Find each line holding "xlabel" and copy it out.

» RAW RECORDS:
-- start --

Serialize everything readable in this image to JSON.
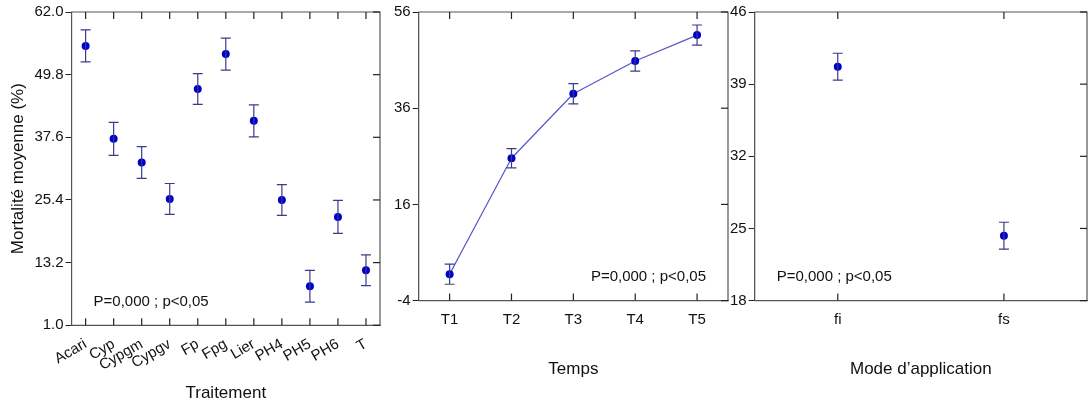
{
  "chart_data": [
    {
      "type": "scatter",
      "ylabel": "Mortalité moyenne (%)",
      "xlabel": "Traitement",
      "categories": [
        "Acari",
        "Cyp",
        "Cypgm",
        "Cypgv",
        "Fp",
        "Fpg",
        "Lier",
        "PH4",
        "PH5",
        "PH6",
        "T"
      ],
      "series": [
        {
          "color": "#0000cc",
          "values": [
            55.4,
            37.3,
            32.7,
            25.6,
            47.0,
            53.8,
            40.8,
            25.4,
            8.6,
            22.1,
            11.7
          ],
          "errors": [
            3.1,
            3.2,
            3.1,
            3.0,
            3.0,
            3.1,
            3.1,
            3.0,
            3.1,
            3.2,
            3.0
          ]
        }
      ],
      "ylim": [
        1.0,
        62.0
      ],
      "yticks": [
        {
          "value": 1.0,
          "label": "1.0"
        },
        13.2,
        25.4,
        37.6,
        49.8,
        {
          "value": 62.0,
          "label": "62.0"
        }
      ],
      "marker": "circle",
      "grid": false,
      "annotations": [
        "P=0,000 ; p<0,05"
      ]
    },
    {
      "type": "line",
      "xlabel": "Temps",
      "categories": [
        "T1",
        "T2",
        "T3",
        "T4",
        "T5"
      ],
      "series": [
        {
          "color": "#0000cc",
          "values": [
            1.5,
            25.6,
            39.0,
            45.8,
            51.2
          ],
          "errors": [
            2.1,
            2.0,
            2.1,
            2.1,
            2.1
          ]
        }
      ],
      "ylim": [
        -4,
        56
      ],
      "yticks": [
        -4,
        16,
        36,
        56
      ],
      "marker": "circle",
      "line_style": "solid",
      "grid": false,
      "annotations": [
        "P=0,000 ; p<0,05"
      ]
    },
    {
      "type": "scatter",
      "xlabel": "Mode d’application",
      "categories": [
        "fi",
        "fs"
      ],
      "series": [
        {
          "color": "#0000cc",
          "values": [
            40.7,
            24.3
          ],
          "errors": [
            1.3,
            1.3
          ]
        }
      ],
      "ylim": [
        18,
        46
      ],
      "yticks": [
        18,
        25,
        32,
        39,
        46
      ],
      "marker": "circle",
      "grid": false,
      "annotations": [
        "P=0,000 ; p<0,05"
      ]
    }
  ]
}
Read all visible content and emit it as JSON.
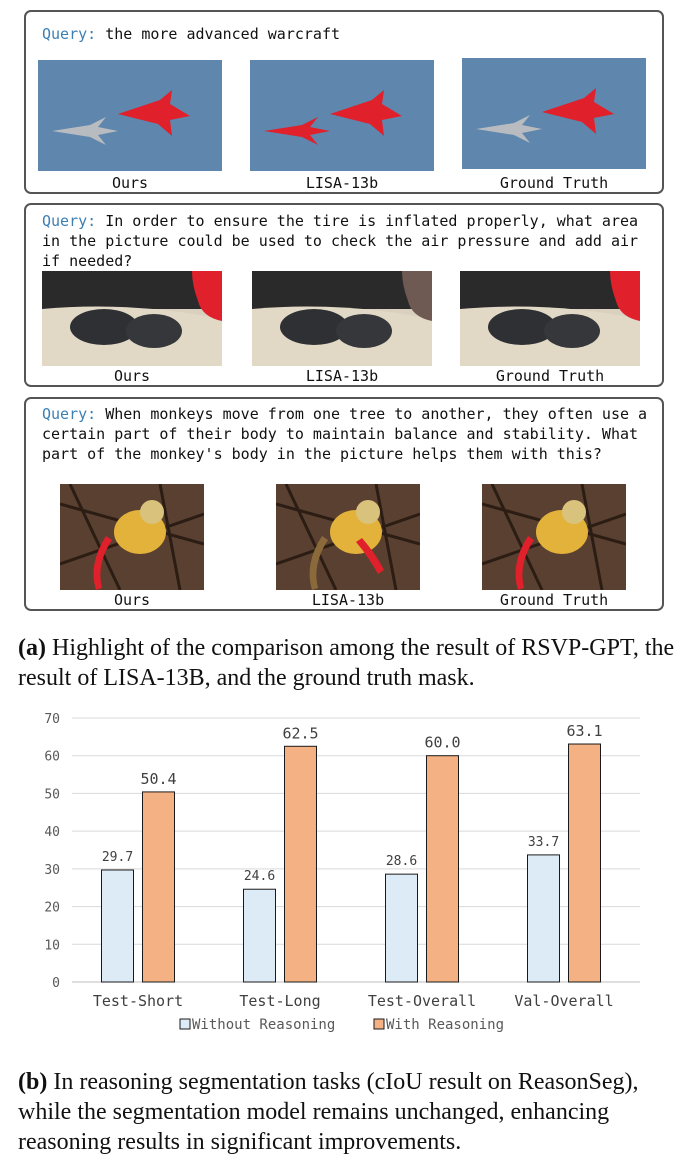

-- end --

» RESULT BELOW:
      "xlabel": "Traitement",
      "xlabel": "Temps",
      "xlabel": "Mode d’application",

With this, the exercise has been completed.